## begin

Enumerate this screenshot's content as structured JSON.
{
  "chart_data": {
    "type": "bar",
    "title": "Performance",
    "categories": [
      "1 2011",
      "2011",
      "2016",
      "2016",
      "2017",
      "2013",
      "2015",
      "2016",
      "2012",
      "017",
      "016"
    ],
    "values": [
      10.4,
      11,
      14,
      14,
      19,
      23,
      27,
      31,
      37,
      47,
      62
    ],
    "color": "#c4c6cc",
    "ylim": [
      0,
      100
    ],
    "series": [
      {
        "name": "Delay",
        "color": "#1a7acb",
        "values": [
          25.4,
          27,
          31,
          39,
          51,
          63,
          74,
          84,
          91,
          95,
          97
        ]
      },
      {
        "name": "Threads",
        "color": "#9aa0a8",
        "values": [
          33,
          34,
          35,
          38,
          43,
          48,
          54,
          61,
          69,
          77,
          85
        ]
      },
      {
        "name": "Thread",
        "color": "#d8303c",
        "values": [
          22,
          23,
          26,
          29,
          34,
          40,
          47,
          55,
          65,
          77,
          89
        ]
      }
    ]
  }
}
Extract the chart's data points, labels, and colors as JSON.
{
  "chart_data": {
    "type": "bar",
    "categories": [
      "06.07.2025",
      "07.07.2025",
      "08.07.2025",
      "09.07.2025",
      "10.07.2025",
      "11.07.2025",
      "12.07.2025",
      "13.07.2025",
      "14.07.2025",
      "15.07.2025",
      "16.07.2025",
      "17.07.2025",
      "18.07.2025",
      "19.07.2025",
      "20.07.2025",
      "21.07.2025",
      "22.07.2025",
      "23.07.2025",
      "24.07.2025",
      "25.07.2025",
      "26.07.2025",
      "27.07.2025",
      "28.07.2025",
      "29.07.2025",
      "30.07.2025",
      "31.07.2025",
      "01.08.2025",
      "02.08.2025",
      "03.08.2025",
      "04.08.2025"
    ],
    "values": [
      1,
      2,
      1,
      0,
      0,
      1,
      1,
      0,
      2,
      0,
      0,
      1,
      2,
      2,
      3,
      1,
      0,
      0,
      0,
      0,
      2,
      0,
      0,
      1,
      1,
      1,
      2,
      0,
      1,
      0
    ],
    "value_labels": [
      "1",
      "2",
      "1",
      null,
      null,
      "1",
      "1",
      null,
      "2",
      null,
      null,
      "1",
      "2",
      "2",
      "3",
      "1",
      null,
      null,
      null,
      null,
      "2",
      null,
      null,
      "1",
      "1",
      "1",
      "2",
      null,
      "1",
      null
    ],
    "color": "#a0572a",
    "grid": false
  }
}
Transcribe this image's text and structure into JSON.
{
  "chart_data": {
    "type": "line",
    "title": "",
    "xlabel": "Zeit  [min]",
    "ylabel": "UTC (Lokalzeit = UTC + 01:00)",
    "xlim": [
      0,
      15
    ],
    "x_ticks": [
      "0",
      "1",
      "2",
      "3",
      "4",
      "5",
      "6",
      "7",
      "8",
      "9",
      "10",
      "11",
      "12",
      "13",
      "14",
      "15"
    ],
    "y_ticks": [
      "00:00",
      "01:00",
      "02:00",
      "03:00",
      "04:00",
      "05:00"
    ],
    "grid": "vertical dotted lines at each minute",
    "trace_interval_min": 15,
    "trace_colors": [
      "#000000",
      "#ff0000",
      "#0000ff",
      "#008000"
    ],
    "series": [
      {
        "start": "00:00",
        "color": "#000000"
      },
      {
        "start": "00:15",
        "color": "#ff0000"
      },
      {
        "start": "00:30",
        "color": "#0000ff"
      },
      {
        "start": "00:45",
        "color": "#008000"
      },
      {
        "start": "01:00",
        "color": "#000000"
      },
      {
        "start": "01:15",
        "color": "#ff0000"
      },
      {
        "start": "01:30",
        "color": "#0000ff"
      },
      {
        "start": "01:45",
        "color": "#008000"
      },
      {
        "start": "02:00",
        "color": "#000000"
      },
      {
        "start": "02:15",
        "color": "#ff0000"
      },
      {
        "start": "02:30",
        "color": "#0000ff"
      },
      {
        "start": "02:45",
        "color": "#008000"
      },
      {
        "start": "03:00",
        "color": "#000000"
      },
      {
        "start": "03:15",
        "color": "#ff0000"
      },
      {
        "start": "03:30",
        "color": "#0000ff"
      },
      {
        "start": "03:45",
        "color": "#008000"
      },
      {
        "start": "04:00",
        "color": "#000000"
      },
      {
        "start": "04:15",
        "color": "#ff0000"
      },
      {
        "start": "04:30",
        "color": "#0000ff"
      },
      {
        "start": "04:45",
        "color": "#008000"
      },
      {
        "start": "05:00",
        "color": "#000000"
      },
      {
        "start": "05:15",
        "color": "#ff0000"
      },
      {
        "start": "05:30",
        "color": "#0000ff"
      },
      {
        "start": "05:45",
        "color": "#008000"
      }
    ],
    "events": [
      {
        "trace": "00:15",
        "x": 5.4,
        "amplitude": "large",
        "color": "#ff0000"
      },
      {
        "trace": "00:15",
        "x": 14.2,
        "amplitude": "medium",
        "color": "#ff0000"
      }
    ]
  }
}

## end

Requirement: Return each line of the data exactly as written above.

Full answer:
Enumerate this screenshot's content as structured JSON.
{
  "chart_data": {
    "type": "bar",
    "title": "Performance",
    "categories": [
      "1 2011",
      "2011",
      "2016",
      "2016",
      "2017",
      "2013",
      "2015",
      "2016",
      "2012",
      "017",
      "016"
    ],
    "values": [
      10.4,
      11,
      14,
      14,
      19,
      23,
      27,
      31,
      37,
      47,
      62
    ],
    "color": "#c4c6cc",
    "ylim": [
      0,
      100
    ],
    "series": [
      {
        "name": "Delay",
        "color": "#1a7acb",
        "values": [
          25.4,
          27,
          31,
          39,
          51,
          63,
          74,
          84,
          91,
          95,
          97
        ]
      },
      {
        "name": "Threads",
        "color": "#9aa0a8",
        "values": [
          33,
          34,
          35,
          38,
          43,
          48,
          54,
          61,
          69,
          77,
          85
        ]
      },
      {
        "name": "Thread",
        "color": "#d8303c",
        "values": [
          22,
          23,
          26,
          29,
          34,
          40,
          47,
          55,
          65,
          77,
          89
        ]
      }
    ]
  }
}
Extract the chart's data points, labels, and colors as JSON.
{
  "chart_data": {
    "type": "bar",
    "categories": [
      "06.07.2025",
      "07.07.2025",
      "08.07.2025",
      "09.07.2025",
      "10.07.2025",
      "11.07.2025",
      "12.07.2025",
      "13.07.2025",
      "14.07.2025",
      "15.07.2025",
      "16.07.2025",
      "17.07.2025",
      "18.07.2025",
      "19.07.2025",
      "20.07.2025",
      "21.07.2025",
      "22.07.2025",
      "23.07.2025",
      "24.07.2025",
      "25.07.2025",
      "26.07.2025",
      "27.07.2025",
      "28.07.2025",
      "29.07.2025",
      "30.07.2025",
      "31.07.2025",
      "01.08.2025",
      "02.08.2025",
      "03.08.2025",
      "04.08.2025"
    ],
    "values": [
      1,
      2,
      1,
      0,
      0,
      1,
      1,
      0,
      2,
      0,
      0,
      1,
      2,
      2,
      3,
      1,
      0,
      0,
      0,
      0,
      2,
      0,
      0,
      1,
      1,
      1,
      2,
      0,
      1,
      0
    ],
    "value_labels": [
      "1",
      "2",
      "1",
      null,
      null,
      "1",
      "1",
      null,
      "2",
      null,
      null,
      "1",
      "2",
      "2",
      "3",
      "1",
      null,
      null,
      null,
      null,
      "2",
      null,
      null,
      "1",
      "1",
      "1",
      "2",
      null,
      "1",
      null
    ],
    "color": "#a0572a",
    "grid": false
  }
}
Transcribe this image's text and structure into JSON.
{
  "chart_data": {
    "type": "line",
    "title": "",
    "xlabel": "Zeit  [min]",
    "ylabel": "UTC (Lokalzeit = UTC + 01:00)",
    "xlim": [
      0,
      15
    ],
    "x_ticks": [
      "0",
      "1",
      "2",
      "3",
      "4",
      "5",
      "6",
      "7",
      "8",
      "9",
      "10",
      "11",
      "12",
      "13",
      "14",
      "15"
    ],
    "y_ticks": [
      "00:00",
      "01:00",
      "02:00",
      "03:00",
      "04:00",
      "05:00"
    ],
    "grid": "vertical dotted lines at each minute",
    "trace_interval_min": 15,
    "trace_colors": [
      "#000000",
      "#ff0000",
      "#0000ff",
      "#008000"
    ],
    "series": [
      {
        "start": "00:00",
        "color": "#000000"
      },
      {
        "start": "00:15",
        "color": "#ff0000"
      },
      {
        "start": "00:30",
        "color": "#0000ff"
      },
      {
        "start": "00:45",
        "color": "#008000"
      },
      {
        "start": "01:00",
        "color": "#000000"
      },
      {
        "start": "01:15",
        "color": "#ff0000"
      },
      {
        "start": "01:30",
        "color": "#0000ff"
      },
      {
        "start": "01:45",
        "color": "#008000"
      },
      {
        "start": "02:00",
        "color": "#000000"
      },
      {
        "start": "02:15",
        "color": "#ff0000"
      },
      {
        "start": "02:30",
        "color": "#0000ff"
      },
      {
        "start": "02:45",
        "color": "#008000"
      },
      {
        "start": "03:00",
        "color": "#000000"
      },
      {
        "start": "03:15",
        "color": "#ff0000"
      },
      {
        "start": "03:30",
        "color": "#0000ff"
      },
      {
        "start": "03:45",
        "color": "#008000"
      },
      {
        "start": "04:00",
        "color": "#000000"
      },
      {
        "start": "04:15",
        "color": "#ff0000"
      },
      {
        "start": "04:30",
        "color": "#0000ff"
      },
      {
        "start": "04:45",
        "color": "#008000"
      },
      {
        "start": "05:00",
        "color": "#000000"
      },
      {
        "start": "05:15",
        "color": "#ff0000"
      },
      {
        "start": "05:30",
        "color": "#0000ff"
      },
      {
        "start": "05:45",
        "color": "#008000"
      }
    ],
    "events": [
      {
        "trace": "00:15",
        "x": 5.4,
        "amplitude": "large",
        "color": "#ff0000"
      },
      {
        "trace": "00:15",
        "x": 14.2,
        "amplitude": "medium",
        "color": "#ff0000"
      }
    ]
  }
}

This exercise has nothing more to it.